— START OF SUPPLIED MATERIAL —
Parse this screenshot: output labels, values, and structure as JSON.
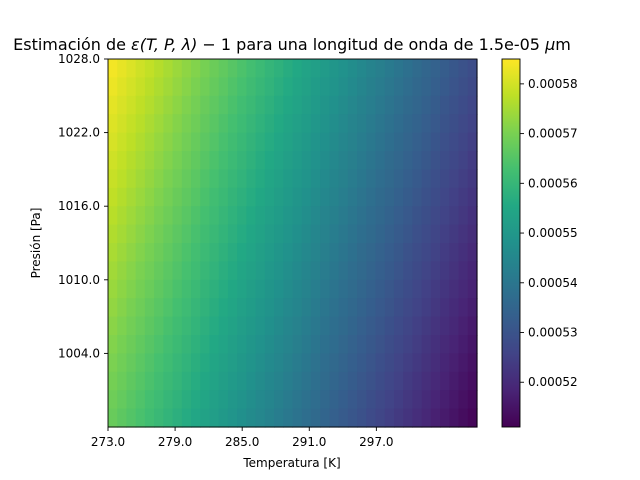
{
  "chart_data": {
    "type": "heatmap",
    "title": "Estimación de ε(T,P,λ)−1 para una longitud de onda de 1.5e-05 μm",
    "title_parts": {
      "prefix": "Estimación de ",
      "math_epsilon": "ε",
      "math_args": "(T, P, λ)",
      "math_minus_one": " − 1",
      "suffix": " para una longitud de onda de 1.5e-05 ",
      "unit_mu": "μ",
      "unit_m": "m"
    },
    "xlabel": "Temperatura [K]",
    "ylabel": "Presión [Pa]",
    "xlim": [
      273,
      306
    ],
    "ylim": [
      998,
      1028
    ],
    "x_ticks": [
      273,
      279,
      285,
      291,
      297
    ],
    "x_tick_labels": [
      "273.0",
      "279.0",
      "285.0",
      "291.0",
      "297.0"
    ],
    "y_ticks": [
      1004,
      1010,
      1016,
      1022,
      1028
    ],
    "y_tick_labels": [
      "1004.0",
      "1010.0",
      "1016.0",
      "1022.0",
      "1028.0"
    ],
    "colormap": "viridis",
    "colorbar": {
      "vmin": 0.000511,
      "vmax": 0.000585,
      "ticks": [
        0.00052,
        0.00053,
        0.00054,
        0.00055,
        0.00056,
        0.00057,
        0.00058
      ],
      "tick_labels": [
        "0.00052",
        "0.00053",
        "0.00054",
        "0.00055",
        "0.00056",
        "0.00057",
        "0.00058"
      ]
    },
    "corner_values": {
      "T273_P1028": 0.000585,
      "T273_P998": 0.000568,
      "T306_P1028": 0.000528,
      "T306_P998": 0.000511
    }
  }
}
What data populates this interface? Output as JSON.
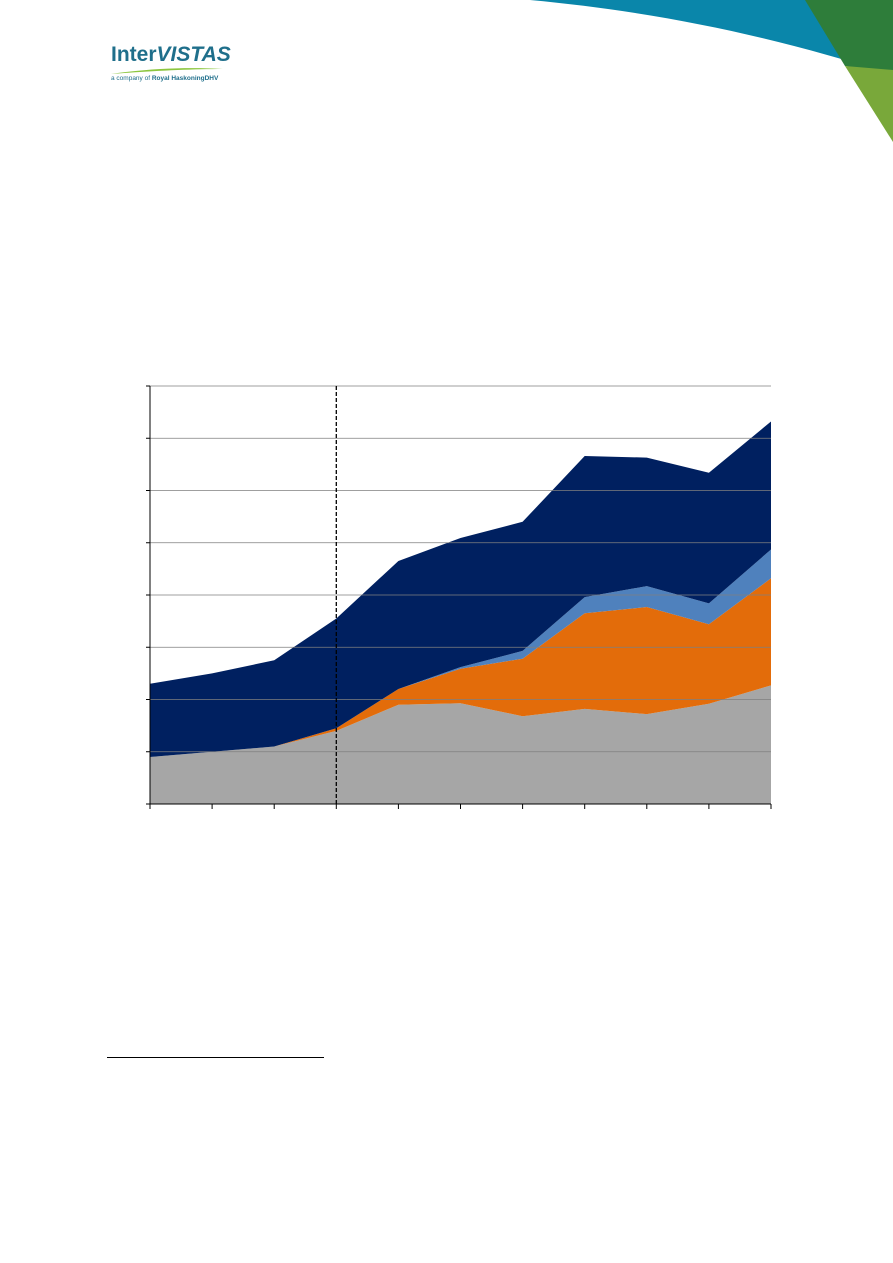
{
  "brand": {
    "name_prefix": "Inter",
    "name_suffix": "VISTAS",
    "tagline_prefix": "a company of",
    "tagline_company": "Royal HaskoningDHV",
    "colors": {
      "teal": "#1f6f8b",
      "lime": "#8cc63f"
    }
  },
  "chart_data": {
    "type": "area",
    "stacked": true,
    "x": [
      0,
      1,
      2,
      3,
      4,
      5,
      6,
      7,
      8,
      9,
      10
    ],
    "series": [
      {
        "color": "#a6a6a6",
        "values": [
          0.9,
          1.0,
          1.1,
          1.4,
          1.9,
          1.93,
          1.68,
          1.82,
          1.72,
          1.92,
          2.27
        ]
      },
      {
        "color": "#e36c0a",
        "values": [
          0.0,
          0.0,
          0.0,
          0.05,
          0.3,
          0.66,
          1.1,
          1.83,
          2.05,
          1.52,
          2.05
        ]
      },
      {
        "color": "#4f81bd",
        "values": [
          0.0,
          0.0,
          0.0,
          0.0,
          0.0,
          0.03,
          0.15,
          0.31,
          0.4,
          0.4,
          0.55
        ]
      },
      {
        "color": "#002060",
        "values": [
          1.4,
          1.5,
          1.65,
          2.1,
          2.45,
          2.47,
          2.47,
          2.7,
          2.46,
          2.5,
          2.45
        ]
      }
    ],
    "ylim": [
      0,
      8
    ],
    "yticks": [
      0,
      1,
      2,
      3,
      4,
      5,
      6,
      7,
      8
    ],
    "xlim": [
      0,
      10
    ],
    "grid": true,
    "divider_at_x": 3,
    "divider_style": "dashed"
  }
}
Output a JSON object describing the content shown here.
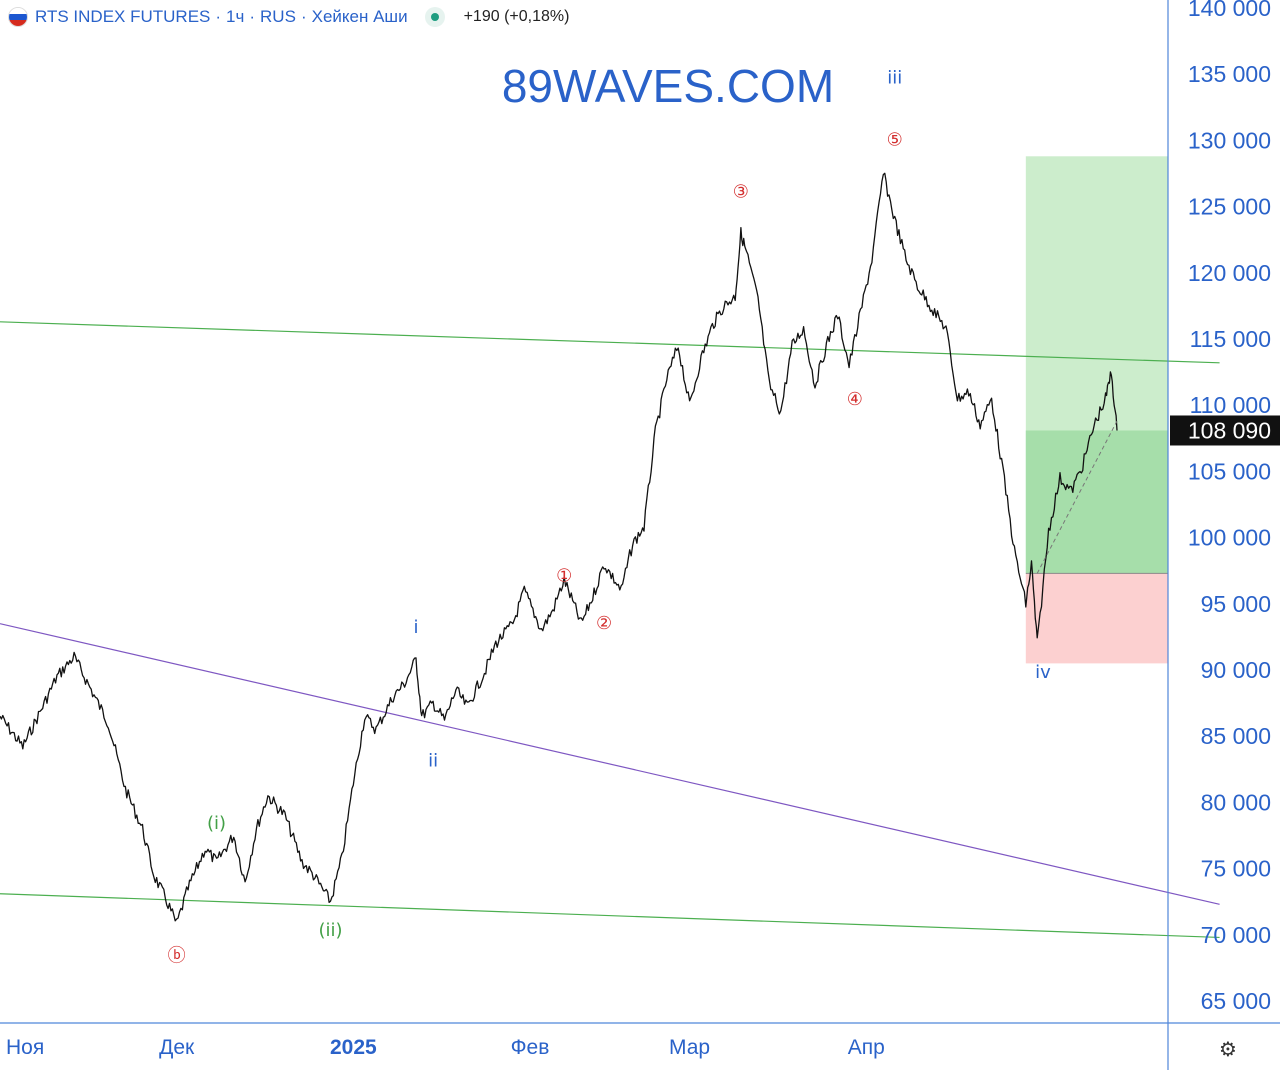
{
  "header": {
    "symbol": "RTS INDEX FUTURES",
    "interval": "1ч",
    "exchange": "RUS",
    "chart_style": "Хейкен Аши",
    "change": "+190 (+0,18%)",
    "flag": "russia-flag",
    "status_color": "#1e9d80"
  },
  "watermark": "89WAVES.COM",
  "price_scale": {
    "current_price_label": "108 090"
  },
  "settings_icon": "settings-gear-icon",
  "colors": {
    "accent": "#2a62c9",
    "axis_line": "#4f86d9",
    "candles": "#111111",
    "trendline_green": "#4caf50",
    "trendline_purple": "#7e57c2",
    "wave_red": "#d32f2f",
    "wave_blue": "#2a62c9",
    "wave_green": "#43a047",
    "profit_zone": "#c9ecc9",
    "profit_zone_filled": "#a6deaa",
    "loss_zone": "#fcd0d0",
    "price_tag_bg": "#111111"
  },
  "chart_data": {
    "type": "line",
    "style": "heikin-ashi",
    "title": "",
    "xlabel": "",
    "ylabel": "",
    "ylim": [
      62000,
      141500
    ],
    "yticks": [
      65000,
      70000,
      75000,
      80000,
      85000,
      90000,
      95000,
      100000,
      105000,
      110000,
      115000,
      120000,
      125000,
      130000,
      135000,
      140000
    ],
    "ytick_labels": [
      "65 000",
      "70 000",
      "75 000",
      "80 000",
      "85 000",
      "90 000",
      "95 000",
      "100 000",
      "105 000",
      "110 000",
      "115 000",
      "120 000",
      "125 000",
      "130 000",
      "135 000",
      "140 000"
    ],
    "xlim": [
      "2024-10-31",
      "2025-05-15"
    ],
    "xticks": [
      {
        "date": "2024-11-01",
        "label": "Ноя",
        "bold": false
      },
      {
        "date": "2024-12-01",
        "label": "Дек",
        "bold": false
      },
      {
        "date": "2025-01-01",
        "label": "2025",
        "bold": true
      },
      {
        "date": "2025-02-01",
        "label": "Фев",
        "bold": false
      },
      {
        "date": "2025-03-01",
        "label": "Мар",
        "bold": false
      },
      {
        "date": "2025-04-01",
        "label": "Апр",
        "bold": false
      }
    ],
    "grid": false,
    "last_price": 108090,
    "series": [
      {
        "points": [
          [
            "2024-10-31",
            86500
          ],
          [
            "2024-11-04",
            84200
          ],
          [
            "2024-11-07",
            86800
          ],
          [
            "2024-11-10",
            89500
          ],
          [
            "2024-11-13",
            91000
          ],
          [
            "2024-11-16",
            88500
          ],
          [
            "2024-11-19",
            86000
          ],
          [
            "2024-11-22",
            81000
          ],
          [
            "2024-11-25",
            78000
          ],
          [
            "2024-11-27",
            74500
          ],
          [
            "2024-11-29",
            72800
          ],
          [
            "2024-12-01",
            70800
          ],
          [
            "2024-12-03",
            73500
          ],
          [
            "2024-12-06",
            76500
          ],
          [
            "2024-12-08",
            75500
          ],
          [
            "2024-12-11",
            77500
          ],
          [
            "2024-12-13",
            74000
          ],
          [
            "2024-12-15",
            78000
          ],
          [
            "2024-12-17",
            80500
          ],
          [
            "2024-12-20",
            79000
          ],
          [
            "2024-12-23",
            75500
          ],
          [
            "2024-12-25",
            74500
          ],
          [
            "2024-12-28",
            72500
          ],
          [
            "2024-12-30",
            75800
          ],
          [
            "2025-01-01",
            81500
          ],
          [
            "2025-01-03",
            86500
          ],
          [
            "2025-01-05",
            85500
          ],
          [
            "2025-01-08",
            88000
          ],
          [
            "2025-01-10",
            89000
          ],
          [
            "2025-01-12",
            90800
          ],
          [
            "2025-01-13",
            86500
          ],
          [
            "2025-01-15",
            87500
          ],
          [
            "2025-01-17",
            86200
          ],
          [
            "2025-01-19",
            88500
          ],
          [
            "2025-01-21",
            87200
          ],
          [
            "2025-01-24",
            89800
          ],
          [
            "2025-01-26",
            92000
          ],
          [
            "2025-01-29",
            93500
          ],
          [
            "2025-01-31",
            96000
          ],
          [
            "2025-02-03",
            93000
          ],
          [
            "2025-02-05",
            94500
          ],
          [
            "2025-02-07",
            96800
          ],
          [
            "2025-02-10",
            93500
          ],
          [
            "2025-02-12",
            95500
          ],
          [
            "2025-02-14",
            98000
          ],
          [
            "2025-02-17",
            96000
          ],
          [
            "2025-02-19",
            99500
          ],
          [
            "2025-02-21",
            100800
          ],
          [
            "2025-02-23",
            108000
          ],
          [
            "2025-02-25",
            112000
          ],
          [
            "2025-02-27",
            114500
          ],
          [
            "2025-03-01",
            110000
          ],
          [
            "2025-03-03",
            113500
          ],
          [
            "2025-03-05",
            116000
          ],
          [
            "2025-03-07",
            117500
          ],
          [
            "2025-03-09",
            118200
          ],
          [
            "2025-03-10",
            123000
          ],
          [
            "2025-03-11",
            121500
          ],
          [
            "2025-03-13",
            118000
          ],
          [
            "2025-03-15",
            111500
          ],
          [
            "2025-03-17",
            109500
          ],
          [
            "2025-03-19",
            114500
          ],
          [
            "2025-03-21",
            115800
          ],
          [
            "2025-03-23",
            111500
          ],
          [
            "2025-03-25",
            114500
          ],
          [
            "2025-03-27",
            116800
          ],
          [
            "2025-03-29",
            113000
          ],
          [
            "2025-03-31",
            117000
          ],
          [
            "2025-04-02",
            121000
          ],
          [
            "2025-04-04",
            127500
          ],
          [
            "2025-04-06",
            124000
          ],
          [
            "2025-04-08",
            121000
          ],
          [
            "2025-04-10",
            119000
          ],
          [
            "2025-04-13",
            117000
          ],
          [
            "2025-04-15",
            115800
          ],
          [
            "2025-04-17",
            110500
          ],
          [
            "2025-04-19",
            111000
          ],
          [
            "2025-04-21",
            108500
          ],
          [
            "2025-04-23",
            110500
          ],
          [
            "2025-04-25",
            105000
          ],
          [
            "2025-04-27",
            99000
          ],
          [
            "2025-04-29",
            95000
          ],
          [
            "2025-04-30",
            98000
          ],
          [
            "2025-05-01",
            92000
          ],
          [
            "2025-05-03",
            100500
          ],
          [
            "2025-05-05",
            104500
          ],
          [
            "2025-05-07",
            103500
          ],
          [
            "2025-05-09",
            105500
          ],
          [
            "2025-05-11",
            108500
          ],
          [
            "2025-05-13",
            110500
          ],
          [
            "2025-05-14",
            112500
          ],
          [
            "2025-05-15",
            108090
          ]
        ]
      }
    ],
    "trendlines": [
      {
        "kind": "green",
        "from": [
          "2024-10-31",
          116300
        ],
        "to": [
          "2025-06-02",
          113200
        ]
      },
      {
        "kind": "green",
        "from": [
          "2024-10-31",
          73100
        ],
        "to": [
          "2025-06-02",
          69800
        ]
      },
      {
        "kind": "purple",
        "from": [
          "2024-10-31",
          93500
        ],
        "to": [
          "2025-06-02",
          72300
        ]
      }
    ],
    "position_tool": {
      "start_date": "2025-04-29",
      "entry": 97300,
      "take_profit": 128800,
      "stop_loss": 90500,
      "fill_start_date": "2025-04-29",
      "current": 108090
    },
    "annotations": [
      {
        "text": "iii",
        "date": "2025-04-06",
        "price": 134300,
        "color": "blue"
      },
      {
        "text": "⑤",
        "date": "2025-04-06",
        "price": 129600,
        "color": "red"
      },
      {
        "text": "③",
        "date": "2025-03-10",
        "price": 125700,
        "color": "red"
      },
      {
        "text": "④",
        "date": "2025-03-30",
        "price": 110000,
        "color": "red"
      },
      {
        "text": "①",
        "date": "2025-02-07",
        "price": 96700,
        "color": "red"
      },
      {
        "text": "②",
        "date": "2025-02-14",
        "price": 93100,
        "color": "red"
      },
      {
        "text": "i",
        "date": "2025-01-12",
        "price": 92800,
        "color": "blue"
      },
      {
        "text": "ii",
        "date": "2025-01-15",
        "price": 82700,
        "color": "blue"
      },
      {
        "text": "iv",
        "date": "2025-05-02",
        "price": 89400,
        "color": "blue"
      },
      {
        "text": "(i)",
        "date": "2024-12-08",
        "price": 78000,
        "color": "green"
      },
      {
        "text": "(ii)",
        "date": "2024-12-28",
        "price": 69900,
        "color": "green"
      },
      {
        "text": "ⓑ",
        "date": "2024-12-01",
        "price": 68000,
        "color": "red"
      }
    ]
  }
}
— END OF SUPPLIED MATERIAL —
• EXERCISE PROMPT
Find "Estimación". Copy every line it occurs in.

• RESULT FOR THIS EXERCISE
    "title": "Estimación de ε(T,P,λ)−1 para una longitud de onda de 1.5e-05 μm",
      "prefix": "Estimación de ",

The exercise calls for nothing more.